201272 Community-Based Alternative to Psychiatric Residential Treatment Facilities: Early Evidence of Mississippi's MYPAC Program Effect

Sunday, November 8, 2009

Ying Wang, PhD , IMPAQ International, Columbia, MD
Kristi R. Plotner, LCSW , Bureau of Mental Health Programs, Mississippi Division of Medicaid, Office of the Governor, Jackson, MS
Oswaldo Urdapilleta, PhD , IMPAQ International, Columbia, MD
Bonnie M. Windham, LMFT , Bureau of Mental Health Programs, Mississippi Division of Medicaid, Office of the Governor, Jackson, MS
Lacinda Jaynes , Bureau of Mental Health Programs, Mississippi Division of Medicaid, Office of the Governor, Jackson, MS
The New Freedom Commission on Mental Health recommended that the Centers for Medicare & Medicaid Services (CMS) conduct a demonstration evaluating the effectiveness of community placements for children and youths with serious emotional disturbances (SED) in Psychiatric Residential Treatment Facilities (PRTF). As a result, CMS awarded demonstration grants to Mississippi and eight other states to implement alternative community programs for children and youth with SED. The State began operating Mississippi Youth Programs Around the Clock (MYPAC) in November 2007. MYPAC provides an array of services to children and youth diverted or transited from PRTF, including case management and respite care and wraparound services.

Congress mandated local and national evaluations to test whether the program maintains or improves children's level of functional and is cost neutral. As a control group, Mississippi selected children in PRTF meeting the same level of care as those in MYPAC. Baseline, 6-month follow-up and discharge data were collected for all participants. An early pre-post comparison of 19 youths in MYPAC 6 months and longer suggests that since they joined MYPAC: 1) their school absence and substance abuse severity has been either maintained or reduced; 2) most had fewer arrests; 3) fewer had problems with law enforcement; however 4) more youths have been involved with Child Protective Services. These preliminary findings suggest that a community setting may improve children's functional outcomes. However, more data collection and analyses will be performed to gauge the program effect and help identity policy options for community health planning.

● Excerpted records:

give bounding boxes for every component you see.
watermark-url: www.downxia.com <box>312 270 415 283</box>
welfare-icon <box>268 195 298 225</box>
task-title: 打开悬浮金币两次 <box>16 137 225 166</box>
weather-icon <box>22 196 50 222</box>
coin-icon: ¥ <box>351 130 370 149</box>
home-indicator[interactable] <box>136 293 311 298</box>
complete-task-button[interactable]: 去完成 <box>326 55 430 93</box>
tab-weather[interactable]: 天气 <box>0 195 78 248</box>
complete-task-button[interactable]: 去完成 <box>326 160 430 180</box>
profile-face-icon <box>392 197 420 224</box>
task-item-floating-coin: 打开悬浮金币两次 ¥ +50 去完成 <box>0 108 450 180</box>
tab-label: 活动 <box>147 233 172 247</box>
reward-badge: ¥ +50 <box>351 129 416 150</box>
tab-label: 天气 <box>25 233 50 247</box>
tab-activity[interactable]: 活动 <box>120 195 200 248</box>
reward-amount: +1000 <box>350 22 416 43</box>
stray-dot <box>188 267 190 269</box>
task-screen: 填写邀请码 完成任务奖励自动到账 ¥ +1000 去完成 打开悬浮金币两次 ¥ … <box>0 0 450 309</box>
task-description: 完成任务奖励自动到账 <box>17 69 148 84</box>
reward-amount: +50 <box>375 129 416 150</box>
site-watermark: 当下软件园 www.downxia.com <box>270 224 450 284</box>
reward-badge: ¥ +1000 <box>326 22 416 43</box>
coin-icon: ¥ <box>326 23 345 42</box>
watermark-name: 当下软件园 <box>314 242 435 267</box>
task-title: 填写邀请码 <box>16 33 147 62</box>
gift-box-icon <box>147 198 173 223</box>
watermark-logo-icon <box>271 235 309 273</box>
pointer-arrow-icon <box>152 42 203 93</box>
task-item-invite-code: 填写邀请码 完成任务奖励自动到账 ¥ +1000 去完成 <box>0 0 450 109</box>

● Explore the material:
1 – List every author named in the MYPAC abstract above, together with the organization each is affiliated with.
2 – Answer the following from the MYPAC abstract above:
(a) When did the State begin operating MYPAC?
(b) How many youths were included in the early pre-post comparison?
(c) Which children did Mississippi select as the control group?

● Answers to this exercise:
1 –
Ying Wang, PhD: IMPAQ International, Columbia, MD
Kristi R. Plotner, LCSW: Bureau of Mental Health Programs, Mississippi Division of Medicaid, Office of the Governor, Jackson, MS
Oswaldo Urdapilleta, PhD: IMPAQ International, Columbia, MD
Bonnie M. Windham, LMFT: Bureau of Mental Health Programs, Mississippi Division of Medicaid, Office of the Governor, Jackson, MS
Lacinda Jaynes: Bureau of Mental Health Programs, Mississippi Division of Medicaid, Office of the Governor, Jackson, MS

2 –
(a) November 2007
(b) 19 youths who had been in MYPAC for 6 months or longer
(c) Children in PRTF meeting the same level of care as those in MYPAC